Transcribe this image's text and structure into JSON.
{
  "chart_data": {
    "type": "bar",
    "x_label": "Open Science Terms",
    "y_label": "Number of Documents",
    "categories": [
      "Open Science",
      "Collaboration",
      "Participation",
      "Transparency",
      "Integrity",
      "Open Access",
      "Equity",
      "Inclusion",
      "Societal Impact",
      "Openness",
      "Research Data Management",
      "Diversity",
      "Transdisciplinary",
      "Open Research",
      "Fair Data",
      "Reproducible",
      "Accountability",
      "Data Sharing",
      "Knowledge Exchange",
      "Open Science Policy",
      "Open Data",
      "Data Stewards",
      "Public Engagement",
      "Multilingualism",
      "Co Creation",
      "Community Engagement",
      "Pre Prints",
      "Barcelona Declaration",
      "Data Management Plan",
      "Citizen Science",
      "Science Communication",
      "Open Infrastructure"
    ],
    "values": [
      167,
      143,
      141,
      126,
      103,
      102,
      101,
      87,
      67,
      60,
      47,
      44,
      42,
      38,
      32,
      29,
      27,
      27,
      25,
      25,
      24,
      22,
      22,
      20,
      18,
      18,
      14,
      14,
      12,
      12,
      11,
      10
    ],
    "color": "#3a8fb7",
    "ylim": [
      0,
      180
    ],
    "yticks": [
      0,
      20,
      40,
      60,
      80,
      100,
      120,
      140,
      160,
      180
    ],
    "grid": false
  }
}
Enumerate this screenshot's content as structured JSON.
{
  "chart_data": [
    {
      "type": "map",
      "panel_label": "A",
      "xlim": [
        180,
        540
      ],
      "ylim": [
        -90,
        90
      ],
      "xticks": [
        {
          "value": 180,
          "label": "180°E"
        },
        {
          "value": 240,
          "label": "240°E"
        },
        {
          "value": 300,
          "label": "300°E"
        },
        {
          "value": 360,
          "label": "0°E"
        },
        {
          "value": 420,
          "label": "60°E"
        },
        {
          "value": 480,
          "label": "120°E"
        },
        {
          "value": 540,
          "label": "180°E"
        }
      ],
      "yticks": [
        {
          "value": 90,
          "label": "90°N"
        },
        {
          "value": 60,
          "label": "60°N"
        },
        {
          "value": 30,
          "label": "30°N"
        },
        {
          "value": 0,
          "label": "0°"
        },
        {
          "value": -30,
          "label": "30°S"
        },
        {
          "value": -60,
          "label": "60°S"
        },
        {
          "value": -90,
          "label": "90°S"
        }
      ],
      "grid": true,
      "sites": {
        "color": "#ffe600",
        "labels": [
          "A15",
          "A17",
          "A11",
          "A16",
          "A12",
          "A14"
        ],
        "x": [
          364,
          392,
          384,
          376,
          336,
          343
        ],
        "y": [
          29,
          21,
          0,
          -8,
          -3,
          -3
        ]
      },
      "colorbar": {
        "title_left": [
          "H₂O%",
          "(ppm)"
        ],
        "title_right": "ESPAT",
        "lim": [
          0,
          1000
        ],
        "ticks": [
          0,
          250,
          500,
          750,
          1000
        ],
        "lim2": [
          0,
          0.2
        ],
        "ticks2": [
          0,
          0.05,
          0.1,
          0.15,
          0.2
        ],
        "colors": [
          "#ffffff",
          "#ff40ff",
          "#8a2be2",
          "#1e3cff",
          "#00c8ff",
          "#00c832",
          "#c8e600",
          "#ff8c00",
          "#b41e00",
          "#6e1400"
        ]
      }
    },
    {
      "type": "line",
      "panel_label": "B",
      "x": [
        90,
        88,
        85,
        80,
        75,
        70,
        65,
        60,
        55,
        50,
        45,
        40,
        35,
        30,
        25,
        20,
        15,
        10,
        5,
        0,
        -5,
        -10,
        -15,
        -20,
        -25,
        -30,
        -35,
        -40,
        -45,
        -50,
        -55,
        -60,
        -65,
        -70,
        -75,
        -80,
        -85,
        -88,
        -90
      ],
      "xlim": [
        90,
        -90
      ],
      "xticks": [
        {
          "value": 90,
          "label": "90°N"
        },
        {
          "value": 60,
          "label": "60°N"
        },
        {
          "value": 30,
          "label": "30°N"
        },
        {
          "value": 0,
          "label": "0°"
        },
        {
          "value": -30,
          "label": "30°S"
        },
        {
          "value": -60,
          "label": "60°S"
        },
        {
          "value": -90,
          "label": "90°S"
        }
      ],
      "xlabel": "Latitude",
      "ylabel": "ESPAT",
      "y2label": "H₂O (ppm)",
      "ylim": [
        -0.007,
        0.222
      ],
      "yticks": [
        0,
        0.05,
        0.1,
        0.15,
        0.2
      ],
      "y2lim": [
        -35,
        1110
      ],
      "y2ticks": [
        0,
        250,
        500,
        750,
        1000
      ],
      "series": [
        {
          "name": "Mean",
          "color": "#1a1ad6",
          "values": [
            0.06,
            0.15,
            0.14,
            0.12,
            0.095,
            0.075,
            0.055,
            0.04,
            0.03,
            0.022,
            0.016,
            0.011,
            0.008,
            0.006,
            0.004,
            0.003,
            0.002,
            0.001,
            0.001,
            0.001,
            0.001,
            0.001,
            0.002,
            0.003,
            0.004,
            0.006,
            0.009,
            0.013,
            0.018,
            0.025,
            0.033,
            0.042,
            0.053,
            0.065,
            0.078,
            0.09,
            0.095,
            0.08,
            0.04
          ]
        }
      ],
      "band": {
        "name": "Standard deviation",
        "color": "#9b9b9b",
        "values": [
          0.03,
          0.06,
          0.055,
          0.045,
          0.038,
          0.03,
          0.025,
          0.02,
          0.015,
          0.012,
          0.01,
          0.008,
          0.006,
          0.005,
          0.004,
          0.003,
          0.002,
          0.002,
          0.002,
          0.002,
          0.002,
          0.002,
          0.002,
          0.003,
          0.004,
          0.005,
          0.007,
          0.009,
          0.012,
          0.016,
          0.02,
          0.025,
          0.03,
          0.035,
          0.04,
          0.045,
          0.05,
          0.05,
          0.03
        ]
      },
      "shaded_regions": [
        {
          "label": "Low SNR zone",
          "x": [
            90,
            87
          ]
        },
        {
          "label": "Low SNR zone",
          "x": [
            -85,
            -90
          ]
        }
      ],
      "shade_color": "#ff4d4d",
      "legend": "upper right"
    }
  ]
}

## Job
Set down every record above exactly as given.

## Written answer
Transcribe this image's text and structure into JSON.
{
  "chart_data": {
    "type": "bar",
    "x_label": "Open Science Terms",
    "y_label": "Number of Documents",
    "categories": [
      "Open Science",
      "Collaboration",
      "Participation",
      "Transparency",
      "Integrity",
      "Open Access",
      "Equity",
      "Inclusion",
      "Societal Impact",
      "Openness",
      "Research Data Management",
      "Diversity",
      "Transdisciplinary",
      "Open Research",
      "Fair Data",
      "Reproducible",
      "Accountability",
      "Data Sharing",
      "Knowledge Exchange",
      "Open Science Policy",
      "Open Data",
      "Data Stewards",
      "Public Engagement",
      "Multilingualism",
      "Co Creation",
      "Community Engagement",
      "Pre Prints",
      "Barcelona Declaration",
      "Data Management Plan",
      "Citizen Science",
      "Science Communication",
      "Open Infrastructure"
    ],
    "values": [
      167,
      143,
      141,
      126,
      103,
      102,
      101,
      87,
      67,
      60,
      47,
      44,
      42,
      38,
      32,
      29,
      27,
      27,
      25,
      25,
      24,
      22,
      22,
      20,
      18,
      18,
      14,
      14,
      12,
      12,
      11,
      10
    ],
    "color": "#3a8fb7",
    "ylim": [
      0,
      180
    ],
    "yticks": [
      0,
      20,
      40,
      60,
      80,
      100,
      120,
      140,
      160,
      180
    ],
    "grid": false
  }
}
Enumerate this screenshot's content as structured JSON.
{
  "chart_data": [
    {
      "type": "map",
      "panel_label": "A",
      "xlim": [
        180,
        540
      ],
      "ylim": [
        -90,
        90
      ],
      "xticks": [
        {
          "value": 180,
          "label": "180°E"
        },
        {
          "value": 240,
          "label": "240°E"
        },
        {
          "value": 300,
          "label": "300°E"
        },
        {
          "value": 360,
          "label": "0°E"
        },
        {
          "value": 420,
          "label": "60°E"
        },
        {
          "value": 480,
          "label": "120°E"
        },
        {
          "value": 540,
          "label": "180°E"
        }
      ],
      "yticks": [
        {
          "value": 90,
          "label": "90°N"
        },
        {
          "value": 60,
          "label": "60°N"
        },
        {
          "value": 30,
          "label": "30°N"
        },
        {
          "value": 0,
          "label": "0°"
        },
        {
          "value": -30,
          "label": "30°S"
        },
        {
          "value": -60,
          "label": "60°S"
        },
        {
          "value": -90,
          "label": "90°S"
        }
      ],
      "grid": true,
      "sites": {
        "color": "#ffe600",
        "labels": [
          "A15",
          "A17",
          "A11",
          "A16",
          "A12",
          "A14"
        ],
        "x": [
          364,
          392,
          384,
          376,
          336,
          343
        ],
        "y": [
          29,
          21,
          0,
          -8,
          -3,
          -3
        ]
      },
      "colorbar": {
        "title_left": [
          "H₂O%",
          "(ppm)"
        ],
        "title_right": "ESPAT",
        "lim": [
          0,
          1000
        ],
        "ticks": [
          0,
          250,
          500,
          750,
          1000
        ],
        "lim2": [
          0,
          0.2
        ],
        "ticks2": [
          0,
          0.05,
          0.1,
          0.15,
          0.2
        ],
        "colors": [
          "#ffffff",
          "#ff40ff",
          "#8a2be2",
          "#1e3cff",
          "#00c8ff",
          "#00c832",
          "#c8e600",
          "#ff8c00",
          "#b41e00",
          "#6e1400"
        ]
      }
    },
    {
      "type": "line",
      "panel_label": "B",
      "x": [
        90,
        88,
        85,
        80,
        75,
        70,
        65,
        60,
        55,
        50,
        45,
        40,
        35,
        30,
        25,
        20,
        15,
        10,
        5,
        0,
        -5,
        -10,
        -15,
        -20,
        -25,
        -30,
        -35,
        -40,
        -45,
        -50,
        -55,
        -60,
        -65,
        -70,
        -75,
        -80,
        -85,
        -88,
        -90
      ],
      "xlim": [
        90,
        -90
      ],
      "xticks": [
        {
          "value": 90,
          "label": "90°N"
        },
        {
          "value": 60,
          "label": "60°N"
        },
        {
          "value": 30,
          "label": "30°N"
        },
        {
          "value": 0,
          "label": "0°"
        },
        {
          "value": -30,
          "label": "30°S"
        },
        {
          "value": -60,
          "label": "60°S"
        },
        {
          "value": -90,
          "label": "90°S"
        }
      ],
      "xlabel": "Latitude",
      "ylabel": "ESPAT",
      "y2label": "H₂O (ppm)",
      "ylim": [
        -0.007,
        0.222
      ],
      "yticks": [
        0,
        0.05,
        0.1,
        0.15,
        0.2
      ],
      "y2lim": [
        -35,
        1110
      ],
      "y2ticks": [
        0,
        250,
        500,
        750,
        1000
      ],
      "series": [
        {
          "name": "Mean",
          "color": "#1a1ad6",
          "values": [
            0.06,
            0.15,
            0.14,
            0.12,
            0.095,
            0.075,
            0.055,
            0.04,
            0.03,
            0.022,
            0.016,
            0.011,
            0.008,
            0.006,
            0.004,
            0.003,
            0.002,
            0.001,
            0.001,
            0.001,
            0.001,
            0.001,
            0.002,
            0.003,
            0.004,
            0.006,
            0.009,
            0.013,
            0.018,
            0.025,
            0.033,
            0.042,
            0.053,
            0.065,
            0.078,
            0.09,
            0.095,
            0.08,
            0.04
          ]
        }
      ],
      "band": {
        "name": "Standard deviation",
        "color": "#9b9b9b",
        "values": [
          0.03,
          0.06,
          0.055,
          0.045,
          0.038,
          0.03,
          0.025,
          0.02,
          0.015,
          0.012,
          0.01,
          0.008,
          0.006,
          0.005,
          0.004,
          0.003,
          0.002,
          0.002,
          0.002,
          0.002,
          0.002,
          0.002,
          0.002,
          0.003,
          0.004,
          0.005,
          0.007,
          0.009,
          0.012,
          0.016,
          0.02,
          0.025,
          0.03,
          0.035,
          0.04,
          0.045,
          0.05,
          0.05,
          0.03
        ]
      },
      "shaded_regions": [
        {
          "label": "Low SNR zone",
          "x": [
            90,
            87
          ]
        },
        {
          "label": "Low SNR zone",
          "x": [
            -85,
            -90
          ]
        }
      ],
      "shade_color": "#ff4d4d",
      "legend": "upper right"
    }
  ]
}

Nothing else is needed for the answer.